* _AIM OF THE EXERCISE_
Copy out all lines in the data below containing the string "JSON".

* _ENTRIES SHOWN_

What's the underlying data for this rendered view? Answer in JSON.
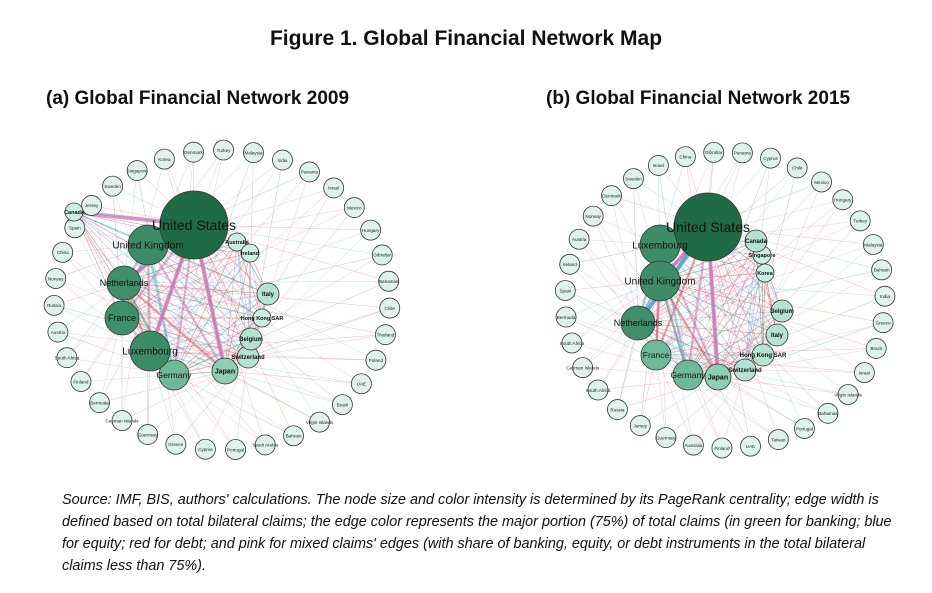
{
  "figure_title": "Figure 1. Global Financial Network Map",
  "panel_a": {
    "title": "(a) Global Financial Network 2009",
    "big_nodes": [
      {
        "label": "United States",
        "rank": 1
      },
      {
        "label": "United Kingdom",
        "rank": 2
      },
      {
        "label": "Netherlands",
        "rank": 3
      },
      {
        "label": "France",
        "rank": 3
      },
      {
        "label": "Luxembourg",
        "rank": 2
      },
      {
        "label": "Germany",
        "rank": 4
      },
      {
        "label": "Japan",
        "rank": 5
      },
      {
        "label": "Switzerland",
        "rank": 6
      },
      {
        "label": "Italy",
        "rank": 6
      },
      {
        "label": "Hong Kong SAR",
        "rank": 7
      },
      {
        "label": "Belgium",
        "rank": 6
      },
      {
        "label": "Australia",
        "rank": 7
      },
      {
        "label": "Ireland",
        "rank": 7
      },
      {
        "label": "Canada",
        "rank": 7
      }
    ],
    "ring_nodes": [
      "Korea",
      "Denmark",
      "Turkey",
      "Malaysia",
      "India",
      "Panama",
      "Israel",
      "Mexico",
      "Hungary",
      "Gibraltar",
      "Bahamas",
      "Chile",
      "Thailand",
      "Poland",
      "UAE",
      "Brazil",
      "Virgin Islands",
      "Bahrain",
      "Saudi Arabia",
      "Portugal",
      "Cyprus",
      "Greece",
      "Guernsey",
      "Cayman Islands",
      "Bermuda",
      "Finland",
      "South Africa",
      "Austria",
      "Russia",
      "Norway",
      "China",
      "Spain",
      "Jersey",
      "Sweden",
      "Singapore"
    ]
  },
  "panel_b": {
    "title": "(b) Global Financial Network 2015",
    "big_nodes": [
      {
        "label": "United States",
        "rank": 1
      },
      {
        "label": "Luxembourg",
        "rank": 2
      },
      {
        "label": "United Kingdom",
        "rank": 2
      },
      {
        "label": "Netherlands",
        "rank": 3
      },
      {
        "label": "France",
        "rank": 4
      },
      {
        "label": "Germany",
        "rank": 4
      },
      {
        "label": "Japan",
        "rank": 5
      },
      {
        "label": "Switzerland",
        "rank": 6
      },
      {
        "label": "Hong Kong SAR",
        "rank": 6
      },
      {
        "label": "Italy",
        "rank": 6
      },
      {
        "label": "Belgium",
        "rank": 6
      },
      {
        "label": "Canada",
        "rank": 6
      },
      {
        "label": "Korea",
        "rank": 7
      },
      {
        "label": "Singapore",
        "rank": 7
      }
    ],
    "ring_nodes": [
      "China",
      "Gibraltar",
      "Panama",
      "Cyprus",
      "Chile",
      "Mexico",
      "Hungary",
      "Turkey",
      "Malaysia",
      "Bahrain",
      "India",
      "Greece",
      "Brazil",
      "Israel",
      "Virgin Islands",
      "Bahamas",
      "Portugal",
      "Taiwan",
      "UAE",
      "Finland",
      "Australia",
      "Guernsey",
      "Jersey",
      "Russia",
      "South Africa",
      "Cayman Islands",
      "South Africa",
      "Bermuda",
      "Spain",
      "Ireland",
      "Austria",
      "Norway",
      "Denmark",
      "Sweden",
      "Israel"
    ]
  },
  "caption": "Source: IMF, BIS, authors' calculations. The node size and color intensity is determined by its PageRank centrality; edge width is defined based on total bilateral claims; the edge color represents the major portion (75%) of total claims (in green for banking; blue for equity; red for debt; and pink for mixed claims' edges (with share of banking, equity, or debt instruments in the total bilateral claims less than 75%).",
  "colors": {
    "banking": "#2e8b57",
    "equity": "#3ab0e0",
    "debt": "#e05050",
    "mixed": "#c878b8"
  }
}
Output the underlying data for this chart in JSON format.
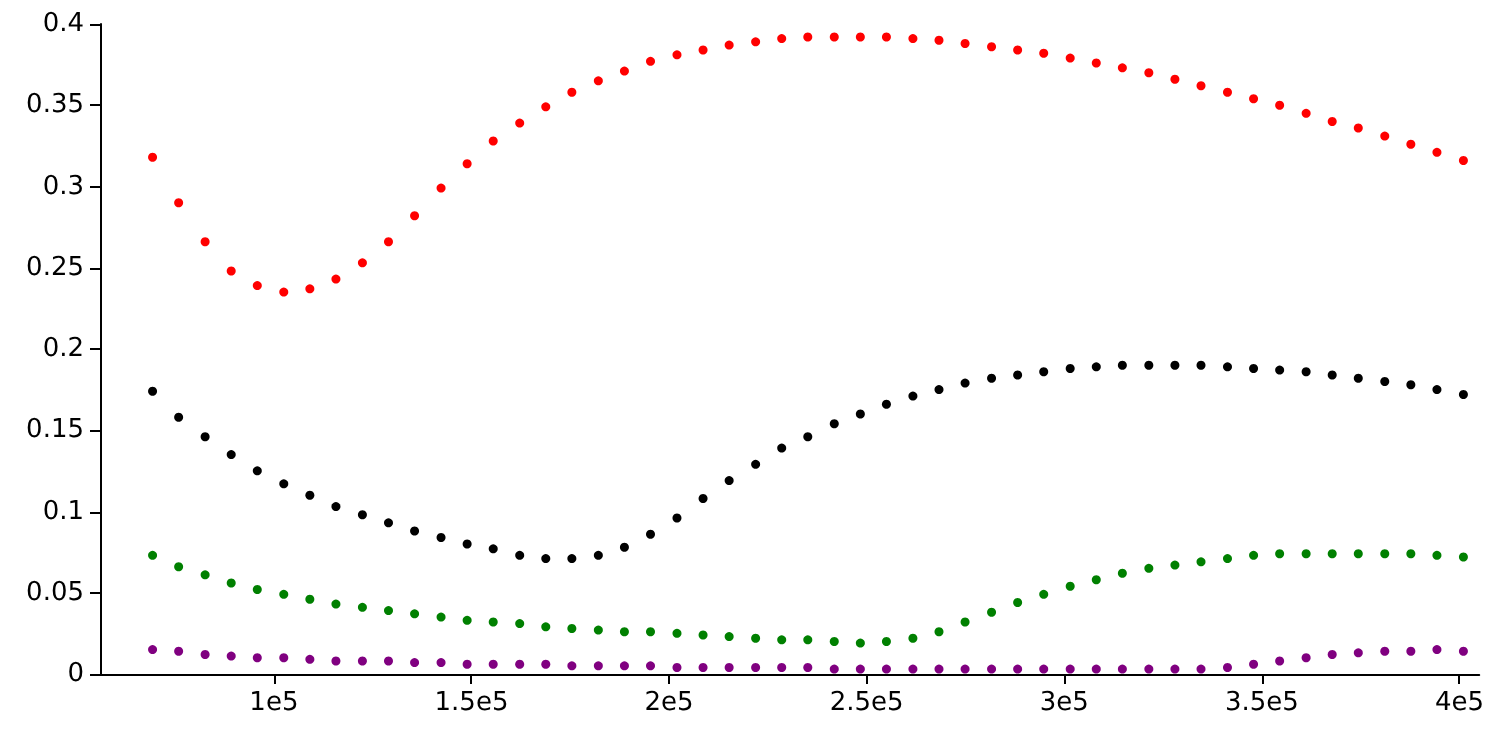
{
  "chart_data": {
    "type": "scatter",
    "marker": "circle",
    "x": [
      69300,
      75900,
      82600,
      89200,
      95800,
      102500,
      109100,
      115700,
      122400,
      129000,
      135600,
      142300,
      148900,
      155500,
      162200,
      168800,
      175400,
      182100,
      188700,
      195300,
      202000,
      208600,
      215200,
      221900,
      228500,
      235100,
      241800,
      248400,
      255000,
      261700,
      268300,
      274900,
      281600,
      288200,
      294800,
      301500,
      308100,
      314700,
      321400,
      328000,
      334600,
      341300,
      347900,
      354500,
      361200,
      367800,
      374400,
      381100,
      387700,
      394300,
      401000
    ],
    "xlim": [
      56000,
      405000
    ],
    "xticks": [
      {
        "value": 100000,
        "label": "1e5"
      },
      {
        "value": 150000,
        "label": "1.5e5"
      },
      {
        "value": 200000,
        "label": "2e5"
      },
      {
        "value": 250000,
        "label": "2.5e5"
      },
      {
        "value": 300000,
        "label": "3e5"
      },
      {
        "value": 350000,
        "label": "3.5e5"
      },
      {
        "value": 400000,
        "label": "4e5"
      }
    ],
    "ylim": [
      0,
      0.4
    ],
    "yticks": [
      0,
      0.05,
      0.1,
      0.15,
      0.2,
      0.25,
      0.3,
      0.35,
      0.4
    ],
    "series": [
      {
        "color": "#ff0000",
        "values": [
          0.318,
          0.29,
          0.266,
          0.248,
          0.239,
          0.235,
          0.237,
          0.243,
          0.253,
          0.266,
          0.282,
          0.299,
          0.314,
          0.328,
          0.339,
          0.349,
          0.358,
          0.365,
          0.371,
          0.377,
          0.381,
          0.384,
          0.387,
          0.389,
          0.391,
          0.392,
          0.392,
          0.392,
          0.392,
          0.391,
          0.39,
          0.388,
          0.386,
          0.384,
          0.382,
          0.379,
          0.376,
          0.373,
          0.37,
          0.366,
          0.362,
          0.358,
          0.354,
          0.35,
          0.345,
          0.34,
          0.336,
          0.331,
          0.326,
          0.321,
          0.316
        ]
      },
      {
        "color": "#000000",
        "values": [
          0.174,
          0.158,
          0.146,
          0.135,
          0.125,
          0.117,
          0.11,
          0.103,
          0.098,
          0.093,
          0.088,
          0.084,
          0.08,
          0.077,
          0.073,
          0.071,
          0.071,
          0.073,
          0.078,
          0.086,
          0.096,
          0.108,
          0.119,
          0.129,
          0.139,
          0.146,
          0.154,
          0.16,
          0.166,
          0.171,
          0.175,
          0.179,
          0.182,
          0.184,
          0.186,
          0.188,
          0.189,
          0.19,
          0.19,
          0.19,
          0.19,
          0.189,
          0.188,
          0.187,
          0.186,
          0.184,
          0.182,
          0.18,
          0.178,
          0.175,
          0.172
        ]
      },
      {
        "color": "#008000",
        "values": [
          0.073,
          0.066,
          0.061,
          0.056,
          0.052,
          0.049,
          0.046,
          0.043,
          0.041,
          0.039,
          0.037,
          0.035,
          0.033,
          0.032,
          0.031,
          0.029,
          0.028,
          0.027,
          0.026,
          0.026,
          0.025,
          0.024,
          0.023,
          0.022,
          0.021,
          0.021,
          0.02,
          0.019,
          0.02,
          0.022,
          0.026,
          0.032,
          0.038,
          0.044,
          0.049,
          0.054,
          0.058,
          0.062,
          0.065,
          0.067,
          0.069,
          0.071,
          0.073,
          0.074,
          0.074,
          0.074,
          0.074,
          0.074,
          0.074,
          0.073,
          0.072
        ]
      },
      {
        "color": "#800080",
        "values": [
          0.015,
          0.014,
          0.012,
          0.011,
          0.01,
          0.01,
          0.009,
          0.008,
          0.008,
          0.008,
          0.007,
          0.007,
          0.006,
          0.006,
          0.006,
          0.006,
          0.005,
          0.005,
          0.005,
          0.005,
          0.004,
          0.004,
          0.004,
          0.004,
          0.004,
          0.004,
          0.003,
          0.003,
          0.003,
          0.003,
          0.003,
          0.003,
          0.003,
          0.003,
          0.003,
          0.003,
          0.003,
          0.003,
          0.003,
          0.003,
          0.003,
          0.004,
          0.006,
          0.008,
          0.01,
          0.012,
          0.013,
          0.014,
          0.014,
          0.015,
          0.014
        ]
      }
    ]
  }
}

* _REPLY TO THE TASK_
What's the underlying data for this rendered view? Answer in JSON.
Output the underlying data for this chart in JSON format.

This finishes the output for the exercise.